What needs to be done:
Beginning with the line containing "Convert this screenshot" and ending with the last line of the records, set down every line exactly.

#####

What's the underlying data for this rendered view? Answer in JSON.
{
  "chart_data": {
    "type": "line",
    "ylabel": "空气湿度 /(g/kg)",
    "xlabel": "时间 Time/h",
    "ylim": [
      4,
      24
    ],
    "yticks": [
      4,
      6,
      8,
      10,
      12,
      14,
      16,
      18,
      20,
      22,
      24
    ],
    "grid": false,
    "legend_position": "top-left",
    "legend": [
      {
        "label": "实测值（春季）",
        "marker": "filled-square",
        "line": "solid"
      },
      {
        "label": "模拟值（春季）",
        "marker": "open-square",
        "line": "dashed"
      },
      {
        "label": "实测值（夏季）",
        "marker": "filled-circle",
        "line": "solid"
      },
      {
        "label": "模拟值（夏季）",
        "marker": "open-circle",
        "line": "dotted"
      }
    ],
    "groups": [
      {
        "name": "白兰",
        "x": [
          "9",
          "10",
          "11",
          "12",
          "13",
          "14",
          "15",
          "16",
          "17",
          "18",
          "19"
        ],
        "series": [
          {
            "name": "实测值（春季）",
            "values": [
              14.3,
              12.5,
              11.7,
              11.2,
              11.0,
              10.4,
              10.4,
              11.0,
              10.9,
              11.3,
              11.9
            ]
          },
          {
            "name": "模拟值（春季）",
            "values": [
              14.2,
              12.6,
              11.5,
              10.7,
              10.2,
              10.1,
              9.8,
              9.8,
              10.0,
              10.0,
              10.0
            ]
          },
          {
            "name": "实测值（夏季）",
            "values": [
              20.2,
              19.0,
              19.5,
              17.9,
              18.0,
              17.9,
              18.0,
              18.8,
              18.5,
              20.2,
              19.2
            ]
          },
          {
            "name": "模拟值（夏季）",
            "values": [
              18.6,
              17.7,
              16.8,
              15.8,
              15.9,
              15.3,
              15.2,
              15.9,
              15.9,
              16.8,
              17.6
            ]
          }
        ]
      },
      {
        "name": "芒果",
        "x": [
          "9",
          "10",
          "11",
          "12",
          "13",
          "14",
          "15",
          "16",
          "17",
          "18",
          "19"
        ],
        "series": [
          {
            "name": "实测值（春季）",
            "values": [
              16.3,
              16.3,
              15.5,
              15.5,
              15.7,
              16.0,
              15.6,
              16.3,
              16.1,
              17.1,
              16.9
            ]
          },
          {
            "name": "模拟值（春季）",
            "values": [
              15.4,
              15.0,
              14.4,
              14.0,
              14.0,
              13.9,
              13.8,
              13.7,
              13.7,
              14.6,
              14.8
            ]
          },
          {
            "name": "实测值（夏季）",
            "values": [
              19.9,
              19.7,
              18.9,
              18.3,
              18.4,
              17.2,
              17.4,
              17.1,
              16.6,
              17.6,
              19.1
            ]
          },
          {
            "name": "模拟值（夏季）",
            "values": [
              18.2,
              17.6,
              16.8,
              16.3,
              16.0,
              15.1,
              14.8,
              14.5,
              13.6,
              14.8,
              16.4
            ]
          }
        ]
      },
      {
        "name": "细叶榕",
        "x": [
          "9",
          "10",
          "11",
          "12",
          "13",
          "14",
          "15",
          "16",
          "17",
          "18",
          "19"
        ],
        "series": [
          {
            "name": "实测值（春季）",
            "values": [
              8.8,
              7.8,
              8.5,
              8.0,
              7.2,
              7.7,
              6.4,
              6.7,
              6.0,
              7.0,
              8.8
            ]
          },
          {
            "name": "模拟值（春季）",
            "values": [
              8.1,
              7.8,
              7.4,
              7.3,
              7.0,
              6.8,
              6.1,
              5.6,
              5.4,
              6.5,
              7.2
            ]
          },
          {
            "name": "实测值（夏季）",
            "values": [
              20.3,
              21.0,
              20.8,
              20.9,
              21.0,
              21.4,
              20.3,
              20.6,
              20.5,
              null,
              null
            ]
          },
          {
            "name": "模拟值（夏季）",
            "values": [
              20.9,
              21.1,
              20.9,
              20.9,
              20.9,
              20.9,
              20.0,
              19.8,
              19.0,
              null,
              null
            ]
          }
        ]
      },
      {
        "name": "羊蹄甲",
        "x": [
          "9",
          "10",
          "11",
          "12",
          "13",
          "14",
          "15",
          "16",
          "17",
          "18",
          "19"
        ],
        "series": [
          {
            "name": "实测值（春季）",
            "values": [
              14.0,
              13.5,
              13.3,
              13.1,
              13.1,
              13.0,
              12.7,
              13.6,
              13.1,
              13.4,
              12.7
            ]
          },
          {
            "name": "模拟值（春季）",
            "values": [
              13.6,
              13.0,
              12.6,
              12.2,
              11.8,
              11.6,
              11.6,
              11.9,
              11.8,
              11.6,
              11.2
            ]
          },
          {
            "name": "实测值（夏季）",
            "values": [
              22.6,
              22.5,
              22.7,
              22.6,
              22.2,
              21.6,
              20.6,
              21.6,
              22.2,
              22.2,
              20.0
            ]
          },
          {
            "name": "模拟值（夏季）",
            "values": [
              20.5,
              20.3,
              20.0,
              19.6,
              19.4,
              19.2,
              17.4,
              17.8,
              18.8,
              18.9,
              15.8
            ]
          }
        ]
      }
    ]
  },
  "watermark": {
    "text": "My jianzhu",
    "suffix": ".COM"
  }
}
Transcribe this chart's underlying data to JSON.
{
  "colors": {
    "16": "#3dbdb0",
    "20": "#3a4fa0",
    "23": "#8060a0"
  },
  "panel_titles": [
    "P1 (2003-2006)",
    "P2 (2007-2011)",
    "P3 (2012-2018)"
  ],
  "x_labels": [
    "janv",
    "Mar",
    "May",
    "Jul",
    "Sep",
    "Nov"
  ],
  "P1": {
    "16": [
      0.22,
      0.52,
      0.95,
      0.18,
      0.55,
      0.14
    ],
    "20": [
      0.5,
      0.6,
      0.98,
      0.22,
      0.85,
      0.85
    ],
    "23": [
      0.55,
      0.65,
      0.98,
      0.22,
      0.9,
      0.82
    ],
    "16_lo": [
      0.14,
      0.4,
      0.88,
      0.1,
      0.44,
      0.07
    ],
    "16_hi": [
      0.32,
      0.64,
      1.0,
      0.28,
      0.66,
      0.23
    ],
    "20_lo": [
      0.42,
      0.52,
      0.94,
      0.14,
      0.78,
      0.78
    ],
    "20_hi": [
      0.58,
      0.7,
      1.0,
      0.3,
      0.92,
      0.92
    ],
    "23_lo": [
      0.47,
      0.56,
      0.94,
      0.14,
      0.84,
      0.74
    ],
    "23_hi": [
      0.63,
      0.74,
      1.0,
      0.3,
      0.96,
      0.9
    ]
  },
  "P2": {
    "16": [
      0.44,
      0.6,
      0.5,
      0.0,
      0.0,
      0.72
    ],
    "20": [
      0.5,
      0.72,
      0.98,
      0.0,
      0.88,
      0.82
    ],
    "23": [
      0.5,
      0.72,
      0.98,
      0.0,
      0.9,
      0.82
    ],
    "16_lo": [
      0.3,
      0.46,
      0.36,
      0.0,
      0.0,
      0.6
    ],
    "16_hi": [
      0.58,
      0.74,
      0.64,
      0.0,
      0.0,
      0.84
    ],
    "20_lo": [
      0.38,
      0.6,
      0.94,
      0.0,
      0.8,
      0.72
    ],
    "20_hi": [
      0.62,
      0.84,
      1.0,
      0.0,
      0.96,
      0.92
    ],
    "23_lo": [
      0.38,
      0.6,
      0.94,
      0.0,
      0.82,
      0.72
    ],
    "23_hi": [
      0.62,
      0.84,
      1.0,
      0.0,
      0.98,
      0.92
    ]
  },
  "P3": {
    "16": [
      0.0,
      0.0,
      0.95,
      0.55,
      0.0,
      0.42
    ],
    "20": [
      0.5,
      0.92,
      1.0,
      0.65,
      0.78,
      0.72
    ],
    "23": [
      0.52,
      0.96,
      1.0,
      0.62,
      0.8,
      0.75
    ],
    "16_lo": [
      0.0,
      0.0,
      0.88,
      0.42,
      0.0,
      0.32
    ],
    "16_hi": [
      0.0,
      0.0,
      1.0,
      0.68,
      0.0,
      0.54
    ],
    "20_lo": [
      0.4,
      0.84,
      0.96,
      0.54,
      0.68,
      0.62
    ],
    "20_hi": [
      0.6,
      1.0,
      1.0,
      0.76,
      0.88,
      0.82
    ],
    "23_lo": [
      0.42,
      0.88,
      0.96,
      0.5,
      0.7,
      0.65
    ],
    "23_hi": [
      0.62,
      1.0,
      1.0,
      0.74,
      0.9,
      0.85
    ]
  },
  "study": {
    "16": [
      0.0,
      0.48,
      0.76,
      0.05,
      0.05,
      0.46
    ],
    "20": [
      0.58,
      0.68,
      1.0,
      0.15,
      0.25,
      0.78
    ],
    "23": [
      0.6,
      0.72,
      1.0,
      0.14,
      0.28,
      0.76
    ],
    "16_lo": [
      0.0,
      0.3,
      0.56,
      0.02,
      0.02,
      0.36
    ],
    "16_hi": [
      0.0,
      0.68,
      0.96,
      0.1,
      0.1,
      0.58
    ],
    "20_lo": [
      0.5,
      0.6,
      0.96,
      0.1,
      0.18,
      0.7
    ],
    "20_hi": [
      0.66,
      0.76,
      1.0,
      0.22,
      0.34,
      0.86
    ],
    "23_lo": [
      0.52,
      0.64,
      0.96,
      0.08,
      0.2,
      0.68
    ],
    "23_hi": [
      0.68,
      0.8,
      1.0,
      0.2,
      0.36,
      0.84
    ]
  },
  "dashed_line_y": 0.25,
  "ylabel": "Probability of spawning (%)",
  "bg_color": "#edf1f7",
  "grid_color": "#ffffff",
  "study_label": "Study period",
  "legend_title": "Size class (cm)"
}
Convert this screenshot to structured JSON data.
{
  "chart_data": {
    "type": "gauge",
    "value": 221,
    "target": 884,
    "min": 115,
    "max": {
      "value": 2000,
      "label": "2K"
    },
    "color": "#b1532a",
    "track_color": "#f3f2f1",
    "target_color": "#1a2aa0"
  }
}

#####

Response:
Convert this screenshot to structured JSON data.
{
  "chart_data": {
    "type": "gauge",
    "value": 221,
    "target": 884,
    "min": 115,
    "max": {
      "value": 2000,
      "label": "2K"
    },
    "color": "#b1532a",
    "track_color": "#f3f2f1",
    "target_color": "#1a2aa0"
  }
}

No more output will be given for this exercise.